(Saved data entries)

============================================================

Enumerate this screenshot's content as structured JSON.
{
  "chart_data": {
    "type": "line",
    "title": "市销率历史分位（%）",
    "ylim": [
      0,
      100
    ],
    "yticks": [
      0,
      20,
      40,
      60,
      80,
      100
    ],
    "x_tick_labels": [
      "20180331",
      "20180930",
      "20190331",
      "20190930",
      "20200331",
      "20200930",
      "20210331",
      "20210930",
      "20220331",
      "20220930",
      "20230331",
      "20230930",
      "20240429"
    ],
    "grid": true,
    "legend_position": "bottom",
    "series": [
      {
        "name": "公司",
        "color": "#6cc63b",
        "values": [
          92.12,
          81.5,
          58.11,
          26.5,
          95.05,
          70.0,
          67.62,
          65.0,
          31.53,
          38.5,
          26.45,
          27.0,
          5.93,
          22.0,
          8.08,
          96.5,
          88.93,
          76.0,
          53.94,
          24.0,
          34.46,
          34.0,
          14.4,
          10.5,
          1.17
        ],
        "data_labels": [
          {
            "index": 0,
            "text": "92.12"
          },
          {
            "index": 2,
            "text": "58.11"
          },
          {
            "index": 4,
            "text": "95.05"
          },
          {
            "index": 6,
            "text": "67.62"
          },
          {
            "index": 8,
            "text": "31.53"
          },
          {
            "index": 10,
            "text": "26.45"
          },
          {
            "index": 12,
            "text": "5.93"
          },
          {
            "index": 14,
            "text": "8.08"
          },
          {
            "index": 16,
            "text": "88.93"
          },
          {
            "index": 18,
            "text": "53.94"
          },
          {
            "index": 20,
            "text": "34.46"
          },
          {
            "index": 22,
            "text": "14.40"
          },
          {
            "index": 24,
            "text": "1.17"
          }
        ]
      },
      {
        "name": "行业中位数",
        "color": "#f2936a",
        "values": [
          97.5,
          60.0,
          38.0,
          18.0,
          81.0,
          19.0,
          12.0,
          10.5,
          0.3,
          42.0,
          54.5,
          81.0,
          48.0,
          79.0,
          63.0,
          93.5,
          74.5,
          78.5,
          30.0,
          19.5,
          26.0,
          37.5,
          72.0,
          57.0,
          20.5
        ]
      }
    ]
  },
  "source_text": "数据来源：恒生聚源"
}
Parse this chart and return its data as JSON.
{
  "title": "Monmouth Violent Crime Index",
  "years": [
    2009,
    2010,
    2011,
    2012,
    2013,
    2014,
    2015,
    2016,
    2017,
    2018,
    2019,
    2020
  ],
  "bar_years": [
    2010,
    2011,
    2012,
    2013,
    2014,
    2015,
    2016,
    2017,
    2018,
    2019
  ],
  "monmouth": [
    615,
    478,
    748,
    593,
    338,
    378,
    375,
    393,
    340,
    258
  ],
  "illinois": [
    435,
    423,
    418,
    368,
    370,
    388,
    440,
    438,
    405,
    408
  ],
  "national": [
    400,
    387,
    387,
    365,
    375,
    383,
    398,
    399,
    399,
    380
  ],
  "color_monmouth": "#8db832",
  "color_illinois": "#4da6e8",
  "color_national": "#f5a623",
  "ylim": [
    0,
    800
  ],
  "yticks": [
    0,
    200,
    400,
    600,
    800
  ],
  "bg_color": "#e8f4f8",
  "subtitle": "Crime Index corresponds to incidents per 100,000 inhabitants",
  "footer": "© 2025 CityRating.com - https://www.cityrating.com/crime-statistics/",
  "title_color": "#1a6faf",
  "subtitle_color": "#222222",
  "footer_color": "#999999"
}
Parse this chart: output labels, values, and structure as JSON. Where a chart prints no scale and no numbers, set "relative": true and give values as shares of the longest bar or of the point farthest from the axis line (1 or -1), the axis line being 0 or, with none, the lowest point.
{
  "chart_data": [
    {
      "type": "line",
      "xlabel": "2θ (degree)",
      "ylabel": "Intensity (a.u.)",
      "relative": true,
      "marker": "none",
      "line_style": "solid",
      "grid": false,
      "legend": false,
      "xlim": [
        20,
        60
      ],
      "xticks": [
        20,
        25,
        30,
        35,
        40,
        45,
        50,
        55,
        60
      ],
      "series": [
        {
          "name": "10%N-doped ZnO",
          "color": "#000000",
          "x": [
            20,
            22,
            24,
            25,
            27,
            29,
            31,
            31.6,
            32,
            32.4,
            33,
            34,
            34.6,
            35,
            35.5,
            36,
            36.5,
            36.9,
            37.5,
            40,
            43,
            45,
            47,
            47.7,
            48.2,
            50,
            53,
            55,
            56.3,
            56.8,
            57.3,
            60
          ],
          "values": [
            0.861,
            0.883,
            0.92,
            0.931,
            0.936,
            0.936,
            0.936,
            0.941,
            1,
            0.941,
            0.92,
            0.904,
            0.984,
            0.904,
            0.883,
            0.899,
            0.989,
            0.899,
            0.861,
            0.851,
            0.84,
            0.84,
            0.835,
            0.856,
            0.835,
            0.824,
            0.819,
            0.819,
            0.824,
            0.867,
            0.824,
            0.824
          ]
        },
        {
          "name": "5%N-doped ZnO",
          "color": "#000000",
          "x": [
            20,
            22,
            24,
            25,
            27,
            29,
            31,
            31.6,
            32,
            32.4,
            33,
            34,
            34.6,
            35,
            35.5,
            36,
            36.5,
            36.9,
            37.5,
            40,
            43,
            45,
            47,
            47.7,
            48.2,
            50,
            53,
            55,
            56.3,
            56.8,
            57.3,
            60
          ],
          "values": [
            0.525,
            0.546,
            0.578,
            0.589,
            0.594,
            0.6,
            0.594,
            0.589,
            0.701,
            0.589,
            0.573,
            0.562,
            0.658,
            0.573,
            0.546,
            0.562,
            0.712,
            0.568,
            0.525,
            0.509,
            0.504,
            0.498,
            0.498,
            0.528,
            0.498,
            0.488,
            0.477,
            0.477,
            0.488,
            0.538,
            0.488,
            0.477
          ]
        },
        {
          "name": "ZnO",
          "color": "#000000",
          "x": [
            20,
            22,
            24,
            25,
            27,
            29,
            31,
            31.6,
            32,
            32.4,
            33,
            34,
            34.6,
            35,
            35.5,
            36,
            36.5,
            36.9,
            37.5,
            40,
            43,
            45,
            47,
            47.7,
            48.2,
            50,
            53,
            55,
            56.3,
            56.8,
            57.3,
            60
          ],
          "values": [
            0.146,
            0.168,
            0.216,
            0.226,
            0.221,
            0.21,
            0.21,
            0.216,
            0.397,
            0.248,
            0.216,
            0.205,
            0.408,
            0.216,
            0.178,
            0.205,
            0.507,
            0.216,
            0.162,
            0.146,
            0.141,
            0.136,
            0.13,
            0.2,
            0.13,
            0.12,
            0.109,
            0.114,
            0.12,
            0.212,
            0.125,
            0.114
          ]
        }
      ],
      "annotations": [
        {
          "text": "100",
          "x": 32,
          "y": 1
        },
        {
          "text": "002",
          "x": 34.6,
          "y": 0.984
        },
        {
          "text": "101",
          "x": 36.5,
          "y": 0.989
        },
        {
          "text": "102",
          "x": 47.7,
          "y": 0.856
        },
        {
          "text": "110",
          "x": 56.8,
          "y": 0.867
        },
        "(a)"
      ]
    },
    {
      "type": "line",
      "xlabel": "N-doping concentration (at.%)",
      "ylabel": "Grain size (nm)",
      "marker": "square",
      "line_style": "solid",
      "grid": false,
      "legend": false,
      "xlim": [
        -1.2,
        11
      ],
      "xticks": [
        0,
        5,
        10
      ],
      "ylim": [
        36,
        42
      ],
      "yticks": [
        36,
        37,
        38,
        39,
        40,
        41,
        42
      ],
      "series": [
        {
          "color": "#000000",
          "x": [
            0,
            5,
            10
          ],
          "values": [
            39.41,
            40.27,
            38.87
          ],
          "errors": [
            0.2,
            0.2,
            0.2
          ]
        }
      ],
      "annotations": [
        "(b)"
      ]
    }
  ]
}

============================================================

Set down every record above exactly as given.

Enumerate this screenshot's content as structured JSON.
{
  "chart_data": {
    "type": "line",
    "title": "市销率历史分位（%）",
    "ylim": [
      0,
      100
    ],
    "yticks": [
      0,
      20,
      40,
      60,
      80,
      100
    ],
    "x_tick_labels": [
      "20180331",
      "20180930",
      "20190331",
      "20190930",
      "20200331",
      "20200930",
      "20210331",
      "20210930",
      "20220331",
      "20220930",
      "20230331",
      "20230930",
      "20240429"
    ],
    "grid": true,
    "legend_position": "bottom",
    "series": [
      {
        "name": "公司",
        "color": "#6cc63b",
        "values": [
          92.12,
          81.5,
          58.11,
          26.5,
          95.05,
          70.0,
          67.62,
          65.0,
          31.53,
          38.5,
          26.45,
          27.0,
          5.93,
          22.0,
          8.08,
          96.5,
          88.93,
          76.0,
          53.94,
          24.0,
          34.46,
          34.0,
          14.4,
          10.5,
          1.17
        ],
        "data_labels": [
          {
            "index": 0,
            "text": "92.12"
          },
          {
            "index": 2,
            "text": "58.11"
          },
          {
            "index": 4,
            "text": "95.05"
          },
          {
            "index": 6,
            "text": "67.62"
          },
          {
            "index": 8,
            "text": "31.53"
          },
          {
            "index": 10,
            "text": "26.45"
          },
          {
            "index": 12,
            "text": "5.93"
          },
          {
            "index": 14,
            "text": "8.08"
          },
          {
            "index": 16,
            "text": "88.93"
          },
          {
            "index": 18,
            "text": "53.94"
          },
          {
            "index": 20,
            "text": "34.46"
          },
          {
            "index": 22,
            "text": "14.40"
          },
          {
            "index": 24,
            "text": "1.17"
          }
        ]
      },
      {
        "name": "行业中位数",
        "color": "#f2936a",
        "values": [
          97.5,
          60.0,
          38.0,
          18.0,
          81.0,
          19.0,
          12.0,
          10.5,
          0.3,
          42.0,
          54.5,
          81.0,
          48.0,
          79.0,
          63.0,
          93.5,
          74.5,
          78.5,
          30.0,
          19.5,
          26.0,
          37.5,
          72.0,
          57.0,
          20.5
        ]
      }
    ]
  },
  "source_text": "数据来源：恒生聚源"
}
Parse this chart and return its data as JSON.
{
  "title": "Monmouth Violent Crime Index",
  "years": [
    2009,
    2010,
    2011,
    2012,
    2013,
    2014,
    2015,
    2016,
    2017,
    2018,
    2019,
    2020
  ],
  "bar_years": [
    2010,
    2011,
    2012,
    2013,
    2014,
    2015,
    2016,
    2017,
    2018,
    2019
  ],
  "monmouth": [
    615,
    478,
    748,
    593,
    338,
    378,
    375,
    393,
    340,
    258
  ],
  "illinois": [
    435,
    423,
    418,
    368,
    370,
    388,
    440,
    438,
    405,
    408
  ],
  "national": [
    400,
    387,
    387,
    365,
    375,
    383,
    398,
    399,
    399,
    380
  ],
  "color_monmouth": "#8db832",
  "color_illinois": "#4da6e8",
  "color_national": "#f5a623",
  "ylim": [
    0,
    800
  ],
  "yticks": [
    0,
    200,
    400,
    600,
    800
  ],
  "bg_color": "#e8f4f8",
  "subtitle": "Crime Index corresponds to incidents per 100,000 inhabitants",
  "footer": "© 2025 CityRating.com - https://www.cityrating.com/crime-statistics/",
  "title_color": "#1a6faf",
  "subtitle_color": "#222222",
  "footer_color": "#999999"
}
Parse this chart: output labels, values, and structure as JSON. Where a chart prints no scale and no numbers, set "relative": true and give values as shares of the longest bar or of the point farthest from the axis line (1 or -1), the axis line being 0 or, with none, the lowest point.
{
  "chart_data": [
    {
      "type": "line",
      "xlabel": "2θ (degree)",
      "ylabel": "Intensity (a.u.)",
      "relative": true,
      "marker": "none",
      "line_style": "solid",
      "grid": false,
      "legend": false,
      "xlim": [
        20,
        60
      ],
      "xticks": [
        20,
        25,
        30,
        35,
        40,
        45,
        50,
        55,
        60
      ],
      "series": [
        {
          "name": "10%N-doped ZnO",
          "color": "#000000",
          "x": [
            20,
            22,
            24,
            25,
            27,
            29,
            31,
            31.6,
            32,
            32.4,
            33,
            34,
            34.6,
            35,
            35.5,
            36,
            36.5,
            36.9,
            37.5,
            40,
            43,
            45,
            47,
            47.7,
            48.2,
            50,
            53,
            55,
            56.3,
            56.8,
            57.3,
            60
          ],
          "values": [
            0.861,
            0.883,
            0.92,
            0.931,
            0.936,
            0.936,
            0.936,
            0.941,
            1,
            0.941,
            0.92,
            0.904,
            0.984,
            0.904,
            0.883,
            0.899,
            0.989,
            0.899,
            0.861,
            0.851,
            0.84,
            0.84,
            0.835,
            0.856,
            0.835,
            0.824,
            0.819,
            0.819,
            0.824,
            0.867,
            0.824,
            0.824
          ]
        },
        {
          "name": "5%N-doped ZnO",
          "color": "#000000",
          "x": [
            20,
            22,
            24,
            25,
            27,
            29,
            31,
            31.6,
            32,
            32.4,
            33,
            34,
            34.6,
            35,
            35.5,
            36,
            36.5,
            36.9,
            37.5,
            40,
            43,
            45,
            47,
            47.7,
            48.2,
            50,
            53,
            55,
            56.3,
            56.8,
            57.3,
            60
          ],
          "values": [
            0.525,
            0.546,
            0.578,
            0.589,
            0.594,
            0.6,
            0.594,
            0.589,
            0.701,
            0.589,
            0.573,
            0.562,
            0.658,
            0.573,
            0.546,
            0.562,
            0.712,
            0.568,
            0.525,
            0.509,
            0.504,
            0.498,
            0.498,
            0.528,
            0.498,
            0.488,
            0.477,
            0.477,
            0.488,
            0.538,
            0.488,
            0.477
          ]
        },
        {
          "name": "ZnO",
          "color": "#000000",
          "x": [
            20,
            22,
            24,
            25,
            27,
            29,
            31,
            31.6,
            32,
            32.4,
            33,
            34,
            34.6,
            35,
            35.5,
            36,
            36.5,
            36.9,
            37.5,
            40,
            43,
            45,
            47,
            47.7,
            48.2,
            50,
            53,
            55,
            56.3,
            56.8,
            57.3,
            60
          ],
          "values": [
            0.146,
            0.168,
            0.216,
            0.226,
            0.221,
            0.21,
            0.21,
            0.216,
            0.397,
            0.248,
            0.216,
            0.205,
            0.408,
            0.216,
            0.178,
            0.205,
            0.507,
            0.216,
            0.162,
            0.146,
            0.141,
            0.136,
            0.13,
            0.2,
            0.13,
            0.12,
            0.109,
            0.114,
            0.12,
            0.212,
            0.125,
            0.114
          ]
        }
      ],
      "annotations": [
        {
          "text": "100",
          "x": 32,
          "y": 1
        },
        {
          "text": "002",
          "x": 34.6,
          "y": 0.984
        },
        {
          "text": "101",
          "x": 36.5,
          "y": 0.989
        },
        {
          "text": "102",
          "x": 47.7,
          "y": 0.856
        },
        {
          "text": "110",
          "x": 56.8,
          "y": 0.867
        },
        "(a)"
      ]
    },
    {
      "type": "line",
      "xlabel": "N-doping concentration (at.%)",
      "ylabel": "Grain size (nm)",
      "marker": "square",
      "line_style": "solid",
      "grid": false,
      "legend": false,
      "xlim": [
        -1.2,
        11
      ],
      "xticks": [
        0,
        5,
        10
      ],
      "ylim": [
        36,
        42
      ],
      "yticks": [
        36,
        37,
        38,
        39,
        40,
        41,
        42
      ],
      "series": [
        {
          "color": "#000000",
          "x": [
            0,
            5,
            10
          ],
          "values": [
            39.41,
            40.27,
            38.87
          ],
          "errors": [
            0.2,
            0.2,
            0.2
          ]
        }
      ],
      "annotations": [
        "(b)"
      ]
    }
  ]
}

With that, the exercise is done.